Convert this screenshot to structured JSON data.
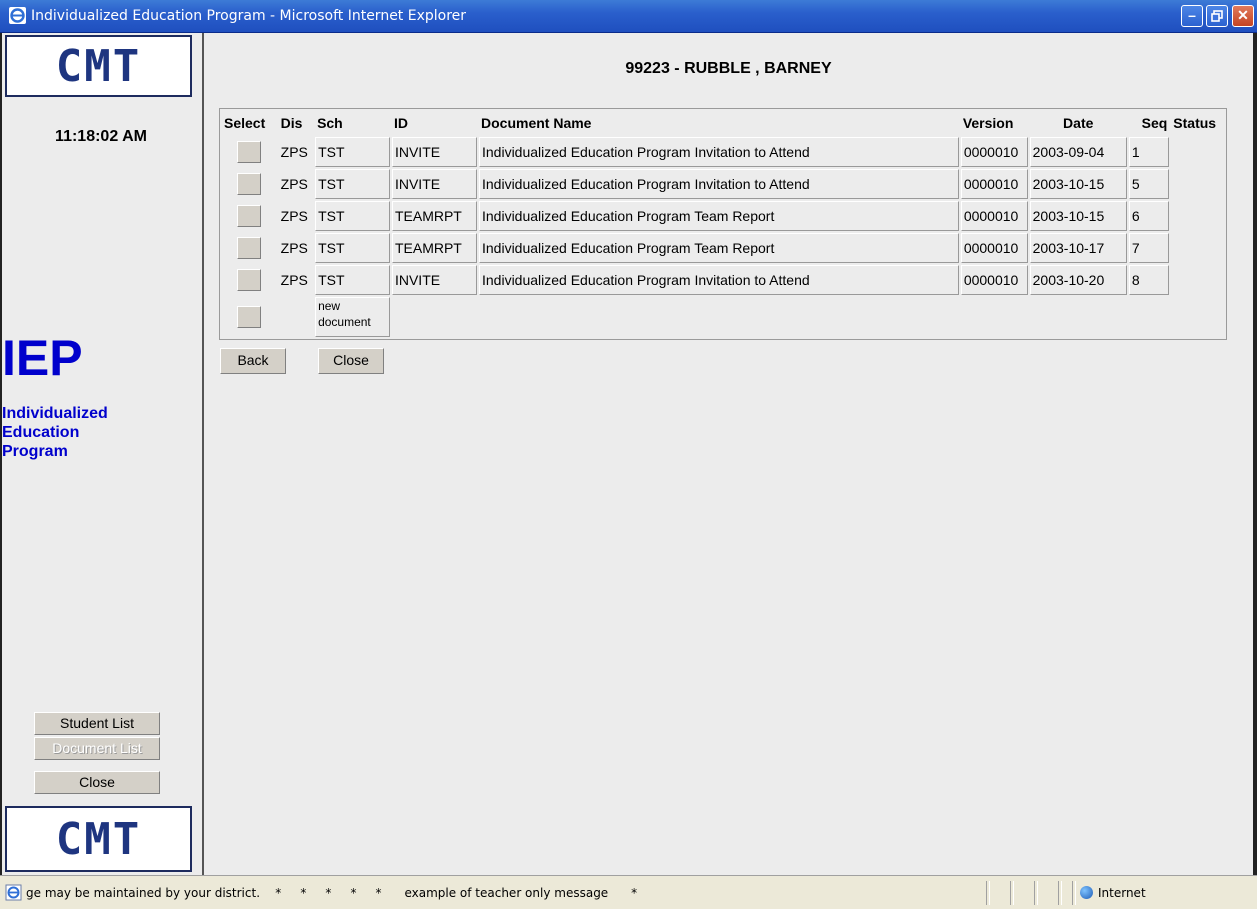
{
  "window": {
    "title": "Individualized Education Program - Microsoft Internet Explorer",
    "controls": [
      "minimize",
      "restore",
      "close"
    ]
  },
  "sidebar": {
    "logo_text": "CMT",
    "clock": "11:18:02 AM",
    "app_name": "IEP",
    "app_subtitle_lines": [
      "Individualized",
      "Education",
      "Program"
    ],
    "nav": {
      "student_list": "Student List",
      "document_list": "Document List",
      "close": "Close"
    }
  },
  "main": {
    "student_header": "99223 - RUBBLE , BARNEY",
    "table": {
      "columns": [
        "Select",
        "Dis",
        "Sch",
        "ID",
        "Document Name",
        "Version",
        "Date",
        "Seq",
        "Status"
      ],
      "rows": [
        {
          "dis": "ZPS",
          "sch": "TST",
          "id": "INVITE",
          "name": "Individualized Education Program Invitation to Attend",
          "version": "0000010",
          "date": "2003-09-04",
          "seq": "1",
          "status": ""
        },
        {
          "dis": "ZPS",
          "sch": "TST",
          "id": "INVITE",
          "name": "Individualized Education Program Invitation to Attend",
          "version": "0000010",
          "date": "2003-10-15",
          "seq": "5",
          "status": ""
        },
        {
          "dis": "ZPS",
          "sch": "TST",
          "id": "TEAMRPT",
          "name": "Individualized Education Program Team Report",
          "version": "0000010",
          "date": "2003-10-15",
          "seq": "6",
          "status": ""
        },
        {
          "dis": "ZPS",
          "sch": "TST",
          "id": "TEAMRPT",
          "name": "Individualized Education Program Team Report",
          "version": "0000010",
          "date": "2003-10-17",
          "seq": "7",
          "status": ""
        },
        {
          "dis": "ZPS",
          "sch": "TST",
          "id": "INVITE",
          "name": "Individualized Education Program Invitation to Attend",
          "version": "0000010",
          "date": "2003-10-20",
          "seq": "8",
          "status": ""
        }
      ],
      "new_document_label": "new document"
    },
    "buttons": {
      "back": "Back",
      "close": "Close"
    }
  },
  "statusbar": {
    "message": "ge may be maintained by your district.    *     *     *     *     *      example of teacher only message      *",
    "zone": "Internet"
  }
}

Exercise objective ▸
The data above needs to be retyped exactly, with the images left out.

Answer for the task ▸
Convert this screenshot to structured JSON data.
{
  "window": {
    "title": "Individualized Education Program - Microsoft Internet Explorer",
    "controls": [
      "minimize",
      "restore",
      "close"
    ]
  },
  "sidebar": {
    "logo_text": "CMT",
    "clock": "11:18:02 AM",
    "app_name": "IEP",
    "app_subtitle_lines": [
      "Individualized",
      "Education",
      "Program"
    ],
    "nav": {
      "student_list": "Student List",
      "document_list": "Document List",
      "close": "Close"
    }
  },
  "main": {
    "student_header": "99223 - RUBBLE , BARNEY",
    "table": {
      "columns": [
        "Select",
        "Dis",
        "Sch",
        "ID",
        "Document Name",
        "Version",
        "Date",
        "Seq",
        "Status"
      ],
      "rows": [
        {
          "dis": "ZPS",
          "sch": "TST",
          "id": "INVITE",
          "name": "Individualized Education Program Invitation to Attend",
          "version": "0000010",
          "date": "2003-09-04",
          "seq": "1",
          "status": ""
        },
        {
          "dis": "ZPS",
          "sch": "TST",
          "id": "INVITE",
          "name": "Individualized Education Program Invitation to Attend",
          "version": "0000010",
          "date": "2003-10-15",
          "seq": "5",
          "status": ""
        },
        {
          "dis": "ZPS",
          "sch": "TST",
          "id": "TEAMRPT",
          "name": "Individualized Education Program Team Report",
          "version": "0000010",
          "date": "2003-10-15",
          "seq": "6",
          "status": ""
        },
        {
          "dis": "ZPS",
          "sch": "TST",
          "id": "TEAMRPT",
          "name": "Individualized Education Program Team Report",
          "version": "0000010",
          "date": "2003-10-17",
          "seq": "7",
          "status": ""
        },
        {
          "dis": "ZPS",
          "sch": "TST",
          "id": "INVITE",
          "name": "Individualized Education Program Invitation to Attend",
          "version": "0000010",
          "date": "2003-10-20",
          "seq": "8",
          "status": ""
        }
      ],
      "new_document_label": "new document"
    },
    "buttons": {
      "back": "Back",
      "close": "Close"
    }
  },
  "statusbar": {
    "message": "ge may be maintained by your district.    *     *     *     *     *      example of teacher only message      *",
    "zone": "Internet"
  }
}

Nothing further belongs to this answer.